- _Data tied to figure images_
-------

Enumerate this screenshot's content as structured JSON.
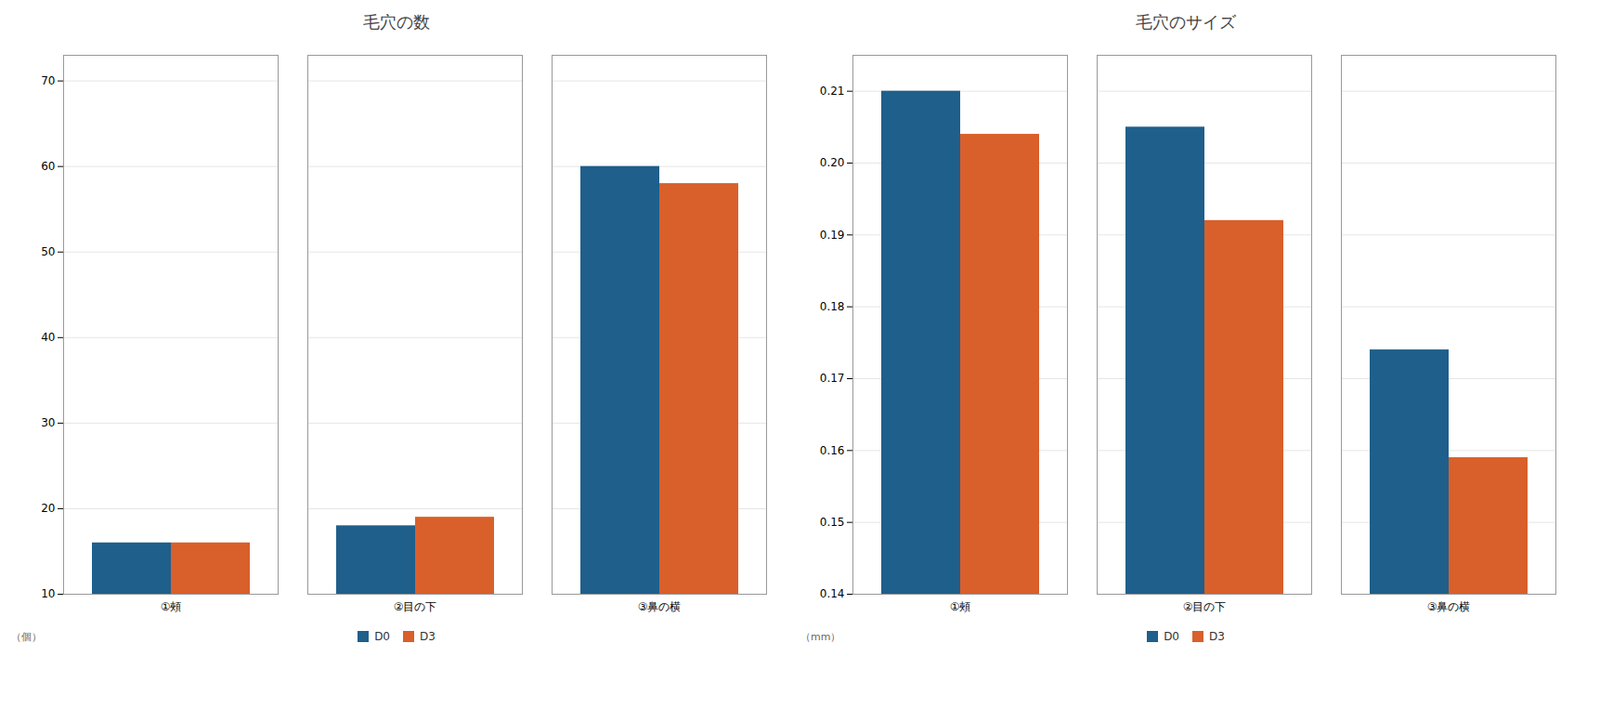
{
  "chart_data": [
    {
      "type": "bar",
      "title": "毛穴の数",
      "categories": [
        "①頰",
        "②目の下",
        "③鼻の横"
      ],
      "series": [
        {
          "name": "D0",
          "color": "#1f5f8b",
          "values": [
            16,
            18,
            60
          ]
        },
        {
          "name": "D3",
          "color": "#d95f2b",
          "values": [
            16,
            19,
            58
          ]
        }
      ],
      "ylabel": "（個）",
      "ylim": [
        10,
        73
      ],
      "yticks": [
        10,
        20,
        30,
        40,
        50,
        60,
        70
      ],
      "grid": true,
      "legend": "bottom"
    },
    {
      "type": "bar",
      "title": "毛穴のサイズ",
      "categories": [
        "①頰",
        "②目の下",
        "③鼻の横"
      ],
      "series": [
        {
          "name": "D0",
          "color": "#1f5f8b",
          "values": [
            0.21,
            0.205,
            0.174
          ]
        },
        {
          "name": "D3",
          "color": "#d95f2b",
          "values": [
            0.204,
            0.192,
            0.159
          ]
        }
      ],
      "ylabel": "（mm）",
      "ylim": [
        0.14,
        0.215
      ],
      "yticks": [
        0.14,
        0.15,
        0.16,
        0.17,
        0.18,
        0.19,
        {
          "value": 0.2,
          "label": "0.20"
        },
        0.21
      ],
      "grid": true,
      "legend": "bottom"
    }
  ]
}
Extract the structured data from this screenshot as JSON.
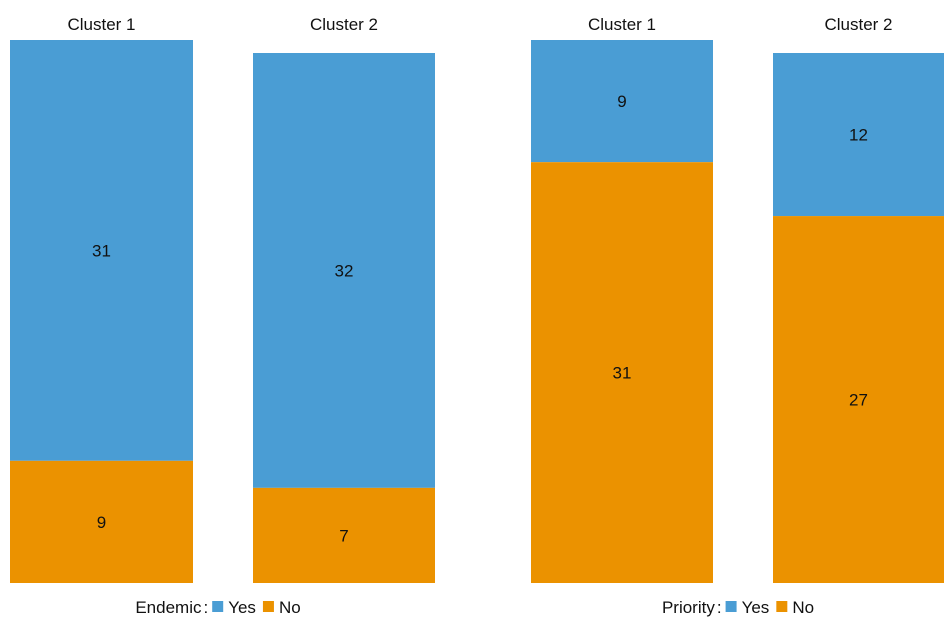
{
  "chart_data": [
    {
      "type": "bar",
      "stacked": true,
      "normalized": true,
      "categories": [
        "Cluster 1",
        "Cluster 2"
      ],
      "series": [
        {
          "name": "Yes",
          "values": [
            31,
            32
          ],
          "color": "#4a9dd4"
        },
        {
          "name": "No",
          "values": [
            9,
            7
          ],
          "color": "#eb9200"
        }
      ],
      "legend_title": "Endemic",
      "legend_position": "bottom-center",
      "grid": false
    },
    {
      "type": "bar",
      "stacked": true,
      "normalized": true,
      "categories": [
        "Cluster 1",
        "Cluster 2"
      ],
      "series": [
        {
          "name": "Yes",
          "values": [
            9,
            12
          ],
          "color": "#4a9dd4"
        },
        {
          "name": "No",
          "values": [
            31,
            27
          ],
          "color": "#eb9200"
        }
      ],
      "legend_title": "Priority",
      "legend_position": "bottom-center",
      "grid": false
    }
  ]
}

-------

- _Task brief_
Repeat all of the entries word for word, but omit the pictures.

- _Solution_
Enumerate this screenshot's content as structured JSON.
{
  "chart_data": [
    {
      "type": "bar",
      "title": "毛穴の数",
      "categories": [
        "①頰",
        "②目の下",
        "③鼻の横"
      ],
      "series": [
        {
          "name": "D0",
          "color": "#1f5f8b",
          "values": [
            16,
            18,
            60
          ]
        },
        {
          "name": "D3",
          "color": "#d95f2b",
          "values": [
            16,
            19,
            58
          ]
        }
      ],
      "ylabel": "（個）",
      "ylim": [
        10,
        73
      ],
      "yticks": [
        10,
        20,
        30,
        40,
        50,
        60,
        70
      ],
      "grid": true,
      "legend": "bottom"
    },
    {
      "type": "bar",
      "title": "毛穴のサイズ",
      "categories": [
        "①頰",
        "②目の下",
        "③鼻の横"
      ],
      "series": [
        {
          "name": "D0",
          "color": "#1f5f8b",
          "values": [
            0.21,
            0.205,
            0.174
          ]
        },
        {
          "name": "D3",
          "color": "#d95f2b",
          "values": [
            0.204,
            0.192,
            0.159
          ]
        }
      ],
      "ylabel": "（mm）",
      "ylim": [
        0.14,
        0.215
      ],
      "yticks": [
        0.14,
        0.15,
        0.16,
        0.17,
        0.18,
        0.19,
        {
          "value": 0.2,
          "label": "0.20"
        },
        0.21
      ],
      "grid": true,
      "legend": "bottom"
    }
  ]
}
Extract the structured data from this screenshot as JSON.
{
  "chart_data": [
    {
      "type": "bar",
      "stacked": true,
      "normalized": true,
      "categories": [
        "Cluster 1",
        "Cluster 2"
      ],
      "series": [
        {
          "name": "Yes",
          "values": [
            31,
            32
          ],
          "color": "#4a9dd4"
        },
        {
          "name": "No",
          "values": [
            9,
            7
          ],
          "color": "#eb9200"
        }
      ],
      "legend_title": "Endemic",
      "legend_position": "bottom-center",
      "grid": false
    },
    {
      "type": "bar",
      "stacked": true,
      "normalized": true,
      "categories": [
        "Cluster 1",
        "Cluster 2"
      ],
      "series": [
        {
          "name": "Yes",
          "values": [
            9,
            12
          ],
          "color": "#4a9dd4"
        },
        {
          "name": "No",
          "values": [
            31,
            27
          ],
          "color": "#eb9200"
        }
      ],
      "legend_title": "Priority",
      "legend_position": "bottom-center",
      "grid": false
    }
  ]
}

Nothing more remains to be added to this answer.